§ Source material:
-- BEGIN --

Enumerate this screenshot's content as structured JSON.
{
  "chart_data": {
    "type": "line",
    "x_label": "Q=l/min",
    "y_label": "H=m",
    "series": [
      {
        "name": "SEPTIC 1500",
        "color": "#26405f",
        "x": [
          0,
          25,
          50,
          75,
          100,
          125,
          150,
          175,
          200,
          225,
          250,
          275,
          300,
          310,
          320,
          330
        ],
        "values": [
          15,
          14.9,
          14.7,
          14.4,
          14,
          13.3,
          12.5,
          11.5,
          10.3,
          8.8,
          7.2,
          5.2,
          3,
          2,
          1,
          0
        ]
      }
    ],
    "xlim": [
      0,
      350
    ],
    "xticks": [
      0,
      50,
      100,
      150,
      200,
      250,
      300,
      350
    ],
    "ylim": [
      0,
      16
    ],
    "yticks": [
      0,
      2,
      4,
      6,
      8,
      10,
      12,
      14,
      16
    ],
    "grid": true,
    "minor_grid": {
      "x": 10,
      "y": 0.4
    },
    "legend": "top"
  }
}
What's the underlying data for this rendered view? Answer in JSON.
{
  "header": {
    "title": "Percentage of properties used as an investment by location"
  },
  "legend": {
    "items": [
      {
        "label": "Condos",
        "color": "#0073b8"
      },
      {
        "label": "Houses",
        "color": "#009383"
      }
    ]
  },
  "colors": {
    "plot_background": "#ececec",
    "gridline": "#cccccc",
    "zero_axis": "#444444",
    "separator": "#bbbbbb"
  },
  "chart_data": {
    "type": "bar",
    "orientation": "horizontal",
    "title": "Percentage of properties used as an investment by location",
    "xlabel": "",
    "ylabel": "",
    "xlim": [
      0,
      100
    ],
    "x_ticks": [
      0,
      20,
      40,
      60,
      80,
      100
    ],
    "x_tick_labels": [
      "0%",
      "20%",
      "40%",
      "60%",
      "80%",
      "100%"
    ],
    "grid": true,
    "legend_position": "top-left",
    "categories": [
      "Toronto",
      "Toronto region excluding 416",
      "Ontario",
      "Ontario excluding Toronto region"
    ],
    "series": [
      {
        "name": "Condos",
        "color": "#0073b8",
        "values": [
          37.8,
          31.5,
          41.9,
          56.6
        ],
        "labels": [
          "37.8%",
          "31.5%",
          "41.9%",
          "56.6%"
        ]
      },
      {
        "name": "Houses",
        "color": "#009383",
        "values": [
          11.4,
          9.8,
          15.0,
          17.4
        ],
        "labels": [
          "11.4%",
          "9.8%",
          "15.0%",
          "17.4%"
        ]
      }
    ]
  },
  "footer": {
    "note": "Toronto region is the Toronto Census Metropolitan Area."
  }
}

-- END --

§ Task description: Reproduce the full set of records precisely.

§ Solution for this task:
Enumerate this screenshot's content as structured JSON.
{
  "chart_data": {
    "type": "line",
    "x_label": "Q=l/min",
    "y_label": "H=m",
    "series": [
      {
        "name": "SEPTIC 1500",
        "color": "#26405f",
        "x": [
          0,
          25,
          50,
          75,
          100,
          125,
          150,
          175,
          200,
          225,
          250,
          275,
          300,
          310,
          320,
          330
        ],
        "values": [
          15,
          14.9,
          14.7,
          14.4,
          14,
          13.3,
          12.5,
          11.5,
          10.3,
          8.8,
          7.2,
          5.2,
          3,
          2,
          1,
          0
        ]
      }
    ],
    "xlim": [
      0,
      350
    ],
    "xticks": [
      0,
      50,
      100,
      150,
      200,
      250,
      300,
      350
    ],
    "ylim": [
      0,
      16
    ],
    "yticks": [
      0,
      2,
      4,
      6,
      8,
      10,
      12,
      14,
      16
    ],
    "grid": true,
    "minor_grid": {
      "x": 10,
      "y": 0.4
    },
    "legend": "top"
  }
}
What's the underlying data for this rendered view? Answer in JSON.
{
  "header": {
    "title": "Percentage of properties used as an investment by location"
  },
  "legend": {
    "items": [
      {
        "label": "Condos",
        "color": "#0073b8"
      },
      {
        "label": "Houses",
        "color": "#009383"
      }
    ]
  },
  "colors": {
    "plot_background": "#ececec",
    "gridline": "#cccccc",
    "zero_axis": "#444444",
    "separator": "#bbbbbb"
  },
  "chart_data": {
    "type": "bar",
    "orientation": "horizontal",
    "title": "Percentage of properties used as an investment by location",
    "xlabel": "",
    "ylabel": "",
    "xlim": [
      0,
      100
    ],
    "x_ticks": [
      0,
      20,
      40,
      60,
      80,
      100
    ],
    "x_tick_labels": [
      "0%",
      "20%",
      "40%",
      "60%",
      "80%",
      "100%"
    ],
    "grid": true,
    "legend_position": "top-left",
    "categories": [
      "Toronto",
      "Toronto region excluding 416",
      "Ontario",
      "Ontario excluding Toronto region"
    ],
    "series": [
      {
        "name": "Condos",
        "color": "#0073b8",
        "values": [
          37.8,
          31.5,
          41.9,
          56.6
        ],
        "labels": [
          "37.8%",
          "31.5%",
          "41.9%",
          "56.6%"
        ]
      },
      {
        "name": "Houses",
        "color": "#009383",
        "values": [
          11.4,
          9.8,
          15.0,
          17.4
        ],
        "labels": [
          "11.4%",
          "9.8%",
          "15.0%",
          "17.4%"
        ]
      }
    ]
  },
  "footer": {
    "note": "Toronto region is the Toronto Census Metropolitan Area."
  }
}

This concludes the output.